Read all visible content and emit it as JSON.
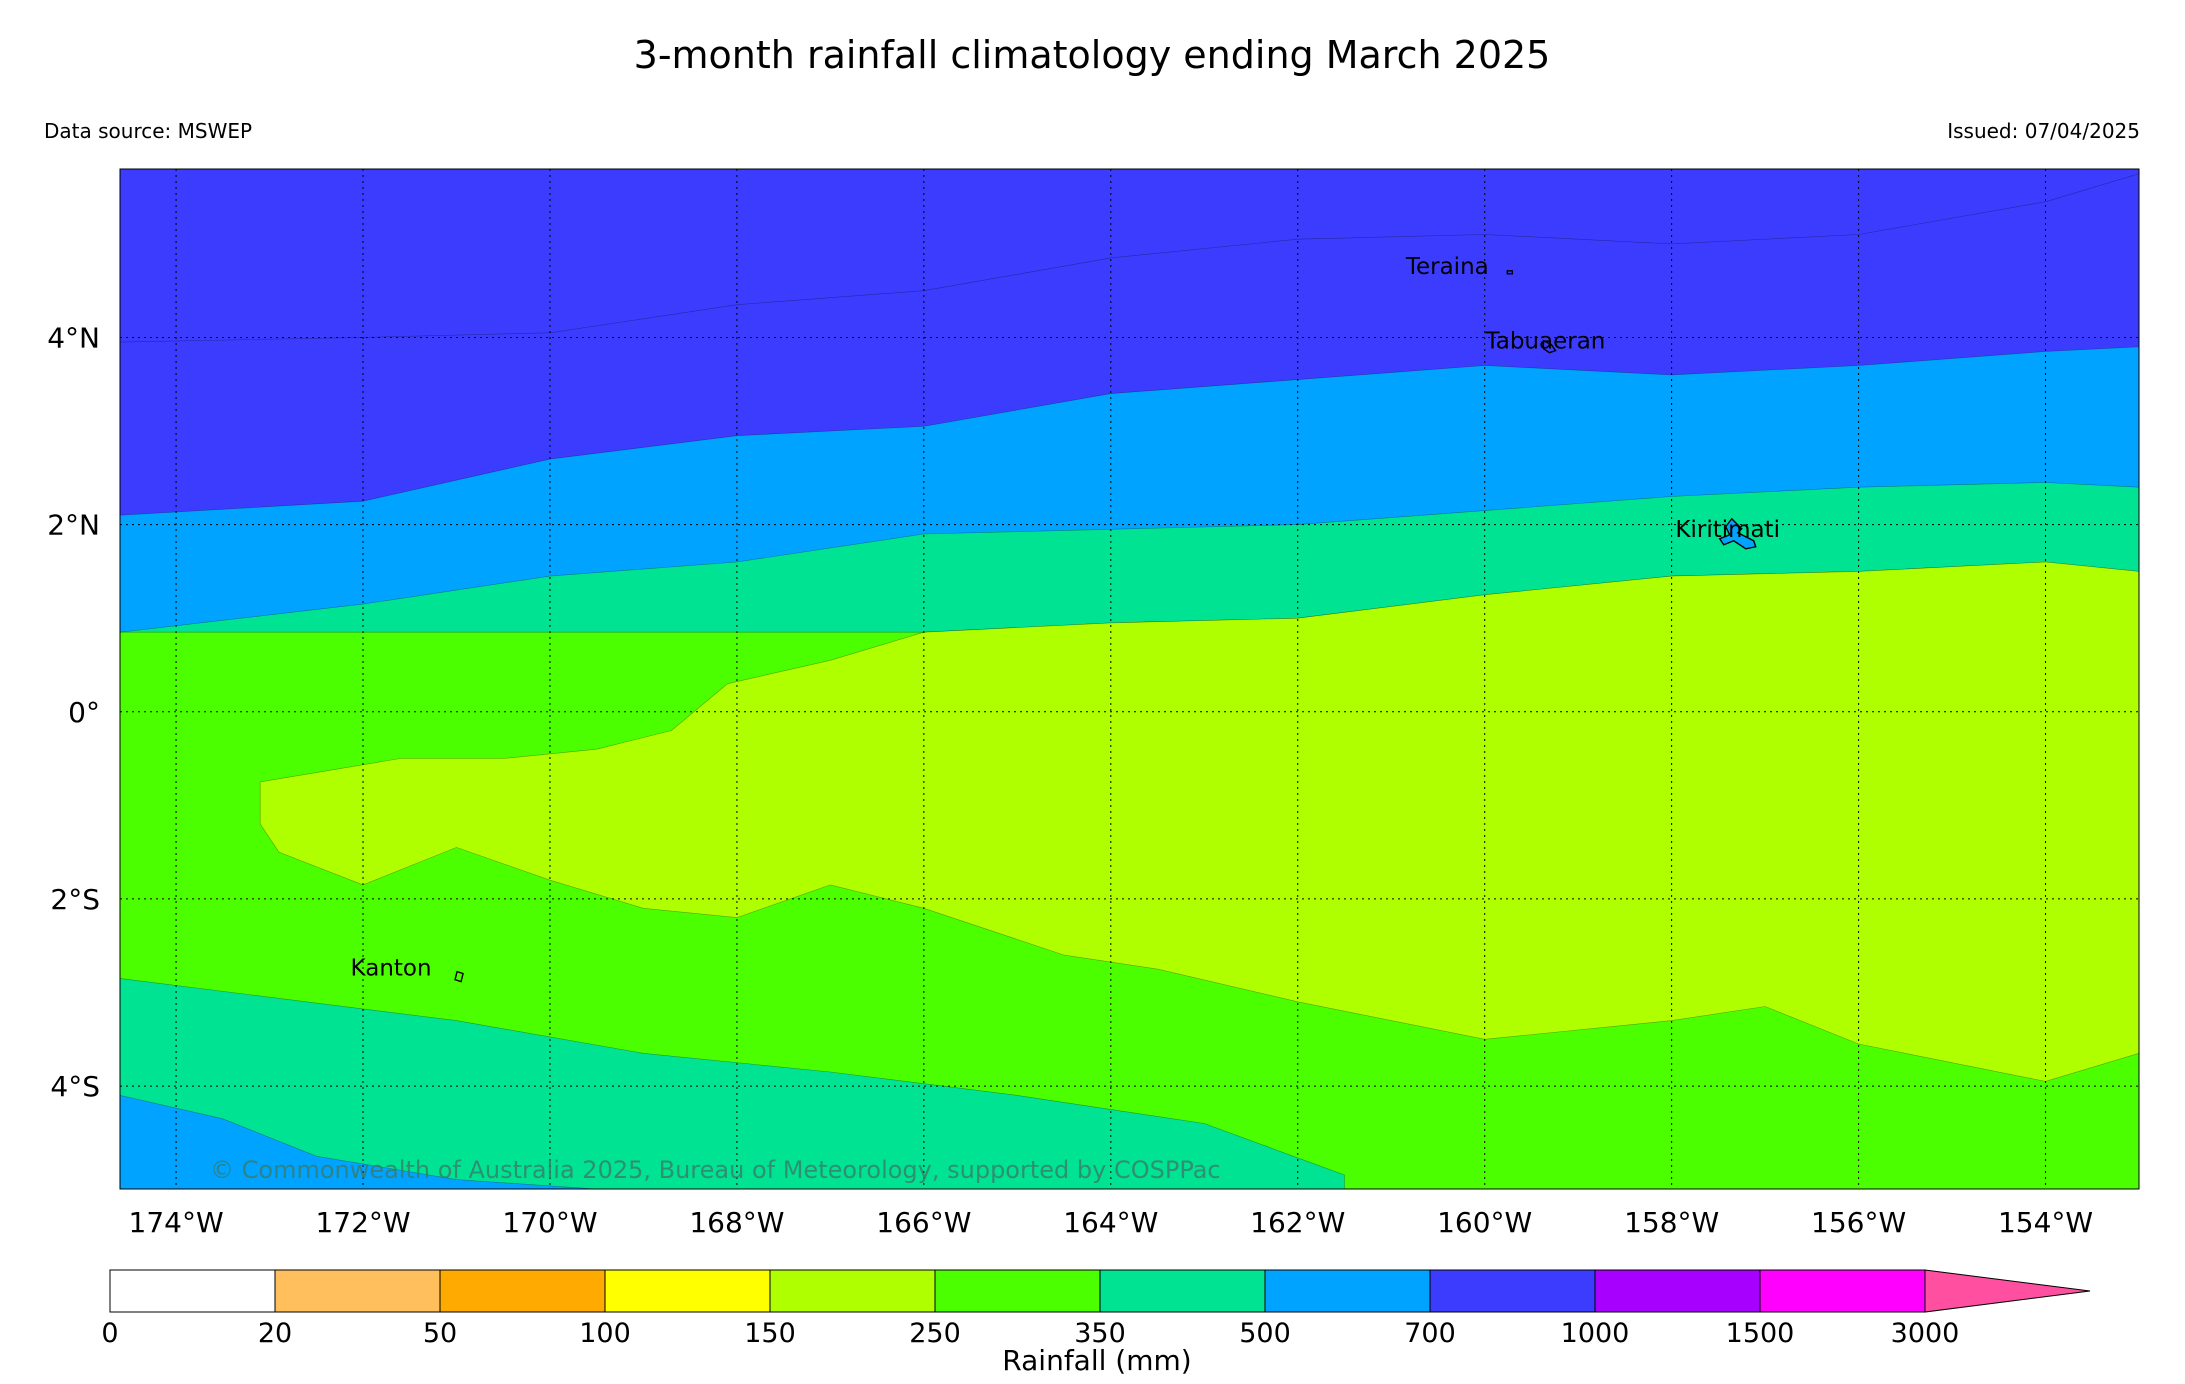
{
  "title": "3-month rainfall climatology ending March 2025",
  "data_source": "Data source: MSWEP",
  "issued": "Issued: 07/04/2025",
  "copyright": "© Commonwealth of Australia 2025, Bureau of Meteorology, supported by COSPPac",
  "map": {
    "lon_range": [
      -174.6,
      -153.0
    ],
    "lat_range": [
      -5.1,
      5.8
    ],
    "lon_ticks": [
      {
        "value": -174,
        "label": "174°W"
      },
      {
        "value": -172,
        "label": "172°W"
      },
      {
        "value": -170,
        "label": "170°W"
      },
      {
        "value": -168,
        "label": "168°W"
      },
      {
        "value": -166,
        "label": "166°W"
      },
      {
        "value": -164,
        "label": "164°W"
      },
      {
        "value": -162,
        "label": "162°W"
      },
      {
        "value": -160,
        "label": "160°W"
      },
      {
        "value": -158,
        "label": "158°W"
      },
      {
        "value": -156,
        "label": "156°W"
      },
      {
        "value": -154,
        "label": "154°W"
      }
    ],
    "lat_ticks": [
      {
        "value": 4,
        "label": "4°N"
      },
      {
        "value": 2,
        "label": "2°N"
      },
      {
        "value": 0,
        "label": "0°"
      },
      {
        "value": -2,
        "label": "2°S"
      },
      {
        "value": -4,
        "label": "4°S"
      }
    ],
    "places": [
      {
        "name": "Teraina",
        "lon": -160.4,
        "lat": 4.68
      },
      {
        "name": "Tabuaeran",
        "lon": -159.35,
        "lat": 3.88
      },
      {
        "name": "Kiritimati",
        "lon": -157.4,
        "lat": 1.87
      },
      {
        "name": "Kanton",
        "lon": -171.7,
        "lat": -2.82
      }
    ],
    "zones": [
      {
        "range": "700-1000",
        "color": "#3c3cff",
        "boundary": [
          [
            -174.6,
            3.95
          ],
          [
            -172,
            4.0
          ],
          [
            -170,
            4.05
          ],
          [
            -168,
            4.35
          ],
          [
            -166,
            4.5
          ],
          [
            -164,
            4.85
          ],
          [
            -162,
            5.05
          ],
          [
            -160,
            5.1
          ],
          [
            -158,
            5.0
          ],
          [
            -156,
            5.1
          ],
          [
            -154,
            5.45
          ],
          [
            -153,
            5.75
          ]
        ]
      },
      {
        "range": "500-700",
        "color": "#00a3ff",
        "boundary": [
          [
            -174.6,
            2.1
          ],
          [
            -172,
            2.25
          ],
          [
            -170,
            2.7
          ],
          [
            -168,
            2.95
          ],
          [
            -166,
            3.05
          ],
          [
            -164,
            3.4
          ],
          [
            -162,
            3.55
          ],
          [
            -160,
            3.7
          ],
          [
            -158,
            3.6
          ],
          [
            -156,
            3.7
          ],
          [
            -154,
            3.85
          ],
          [
            -153,
            3.9
          ]
        ]
      },
      {
        "range": "350-500",
        "color": "#00e392",
        "boundary": [
          [
            -174.6,
            0.85
          ],
          [
            -172,
            1.15
          ],
          [
            -170,
            1.45
          ],
          [
            -168,
            1.6
          ],
          [
            -166,
            1.9
          ],
          [
            -164,
            1.95
          ],
          [
            -162,
            2.0
          ],
          [
            -160,
            2.15
          ],
          [
            -158,
            2.3
          ],
          [
            -156,
            2.4
          ],
          [
            -154,
            2.45
          ],
          [
            -153,
            2.4
          ]
        ]
      },
      {
        "range": "250-350",
        "color": "#4cff00",
        "boundary": [
          [
            -174.6,
            0.85
          ],
          [
            -167,
            0.85
          ],
          [
            -166,
            0.85
          ],
          [
            -164,
            0.95
          ],
          [
            -162,
            1.0
          ],
          [
            -160,
            1.25
          ],
          [
            -158,
            1.45
          ],
          [
            -156,
            1.5
          ],
          [
            -154,
            1.6
          ],
          [
            -153,
            1.5
          ]
        ]
      },
      {
        "range": "150-250",
        "color": "#b0ff00",
        "polygon": [
          [
            -173.1,
            -0.75
          ],
          [
            -172.5,
            -0.65
          ],
          [
            -171.6,
            -0.5
          ],
          [
            -170.5,
            -0.5
          ],
          [
            -169.5,
            -0.4
          ],
          [
            -168.7,
            -0.2
          ],
          [
            -168.1,
            0.3
          ],
          [
            -167,
            0.55
          ],
          [
            -166,
            0.85
          ],
          [
            -164,
            0.95
          ],
          [
            -162,
            1.0
          ],
          [
            -160,
            1.25
          ],
          [
            -158,
            1.45
          ],
          [
            -156,
            1.5
          ],
          [
            -154,
            1.6
          ],
          [
            -153,
            1.5
          ],
          [
            -153,
            -3.65
          ],
          [
            -154,
            -3.95
          ],
          [
            -156,
            -3.55
          ],
          [
            -157,
            -3.15
          ],
          [
            -158,
            -3.3
          ],
          [
            -160,
            -3.5
          ],
          [
            -162,
            -3.1
          ],
          [
            -163.5,
            -2.75
          ],
          [
            -164.5,
            -2.6
          ],
          [
            -166,
            -2.1
          ],
          [
            -167,
            -1.85
          ],
          [
            -168,
            -2.2
          ],
          [
            -169,
            -2.1
          ],
          [
            -170,
            -1.8
          ],
          [
            -171,
            -1.45
          ],
          [
            -172,
            -1.85
          ],
          [
            -172.9,
            -1.5
          ],
          [
            -173.1,
            -1.2
          ]
        ]
      },
      {
        "range": "350-500",
        "color": "#00e392",
        "polygon": [
          [
            -174.6,
            -2.85
          ],
          [
            -173,
            -3.05
          ],
          [
            -171,
            -3.3
          ],
          [
            -169,
            -3.65
          ],
          [
            -167,
            -3.85
          ],
          [
            -165,
            -4.1
          ],
          [
            -163,
            -4.4
          ],
          [
            -161.5,
            -4.95
          ],
          [
            -161.5,
            -5.1
          ],
          [
            -174.6,
            -5.1
          ]
        ]
      },
      {
        "range": "500-700",
        "color": "#00a3ff",
        "polygon": [
          [
            -174.6,
            -4.1
          ],
          [
            -173.5,
            -4.35
          ],
          [
            -172.5,
            -4.75
          ],
          [
            -171,
            -5.0
          ],
          [
            -169.5,
            -5.1
          ],
          [
            -174.6,
            -5.1
          ]
        ]
      }
    ]
  },
  "colorbar": {
    "label": "Rainfall (mm)",
    "ticks": [
      "0",
      "20",
      "50",
      "100",
      "150",
      "250",
      "350",
      "500",
      "700",
      "1000",
      "1500",
      "3000"
    ],
    "colors": [
      "#ffffff",
      "#ffbf5c",
      "#ffaa00",
      "#ffff00",
      "#b0ff00",
      "#4cff00",
      "#00e392",
      "#00a3ff",
      "#3c3cff",
      "#a800ff",
      "#ff00ff"
    ],
    "extend_color": "#ff4fa0"
  }
}
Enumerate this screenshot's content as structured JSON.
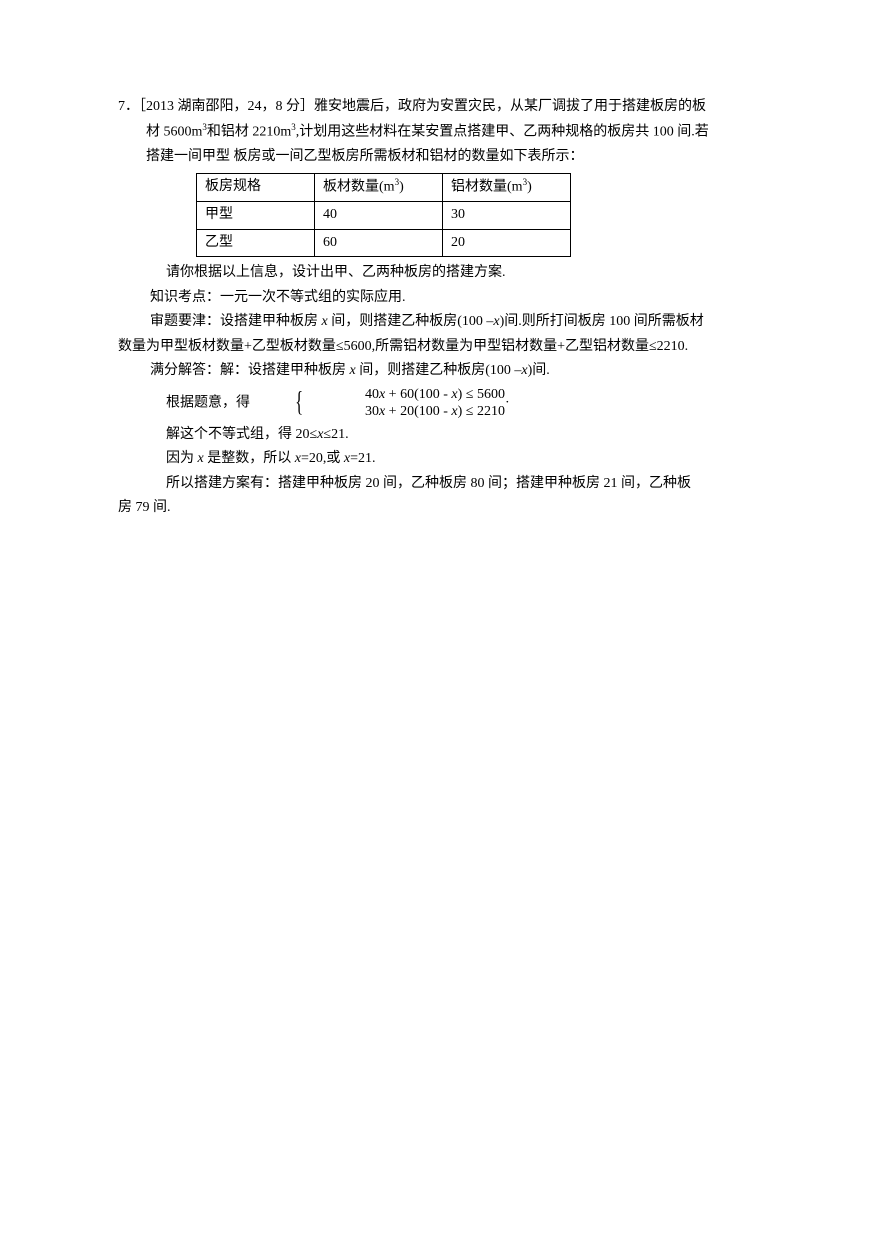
{
  "problem": {
    "number": "7．",
    "source": "［2013 湖南邵阳，24，8 分］",
    "line1": "雅安地震后，政府为安置灾民，从某厂调拔了用于搭建板房的板",
    "line2": "材 5600m",
    "line2b": "和铝材 2210m",
    "line2c": ",计划用这些材料在某安置点搭建甲、乙两种规格的板房共 100 间.若",
    "line3": "搭建一间甲型 板房或一间乙型板房所需板材和铝材的数量如下表所示："
  },
  "table": {
    "headers": [
      "板房规格",
      "板材数量(m",
      "铝材数量(m"
    ],
    "row1": [
      "甲型",
      "40",
      "30"
    ],
    "row2": [
      "乙型",
      "60",
      "20"
    ]
  },
  "solution": {
    "question": "请你根据以上信息，设计出甲、乙两种板房的搭建方案.",
    "point_label": "知识考点：",
    "point": "一元一次不等式组的实际应用.",
    "key_label": "审题要津：",
    "key1": "设搭建甲种板房 ",
    "key1b": " 间，则搭建乙种板房(100 –",
    "key1c": ")间.则所打间板房 100 间所需板材",
    "key2": "数量为甲型板材数量+乙型板材数量≤5600,所需铝材数量为甲型铝材数量+乙型铝材数量≤2210.",
    "answer_label": "满分解答：",
    "ans1": "解：设搭建甲种板房 ",
    "ans1b": " 间，则搭建乙种板房(100 –",
    "ans1c": ")间.",
    "ans2": "根据题意，得",
    "ineq1a": "40",
    "ineq1b": " + 60(100 - ",
    "ineq1c": ") ≤ 5600",
    "ineq2a": "30",
    "ineq2b": " + 20(100 -  ",
    "ineq2c": ") ≤ 2210",
    "period": "·",
    "ans3": "解这个不等式组，得 20≤",
    "ans3b": "≤21.",
    "ans4": "因为 ",
    "ans4b": " 是整数，所以 ",
    "ans4c": "=20,或 ",
    "ans4d": "=21.",
    "ans5": "所以搭建方案有：搭建甲种板房 20 间，乙种板房 80 间；搭建甲种板房 21 间，乙种板",
    "ans6": "房 79 间."
  },
  "var": "x"
}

○ ○ ○ ○ ○ ○ ○

### TASK
Each line in the data that holds the string "name" should be found and copied.

### RESULT
        "name": "Teraina",
        "name": "Tabuaeran",
        "name": "Kiritimati",
        "name": "Kanton",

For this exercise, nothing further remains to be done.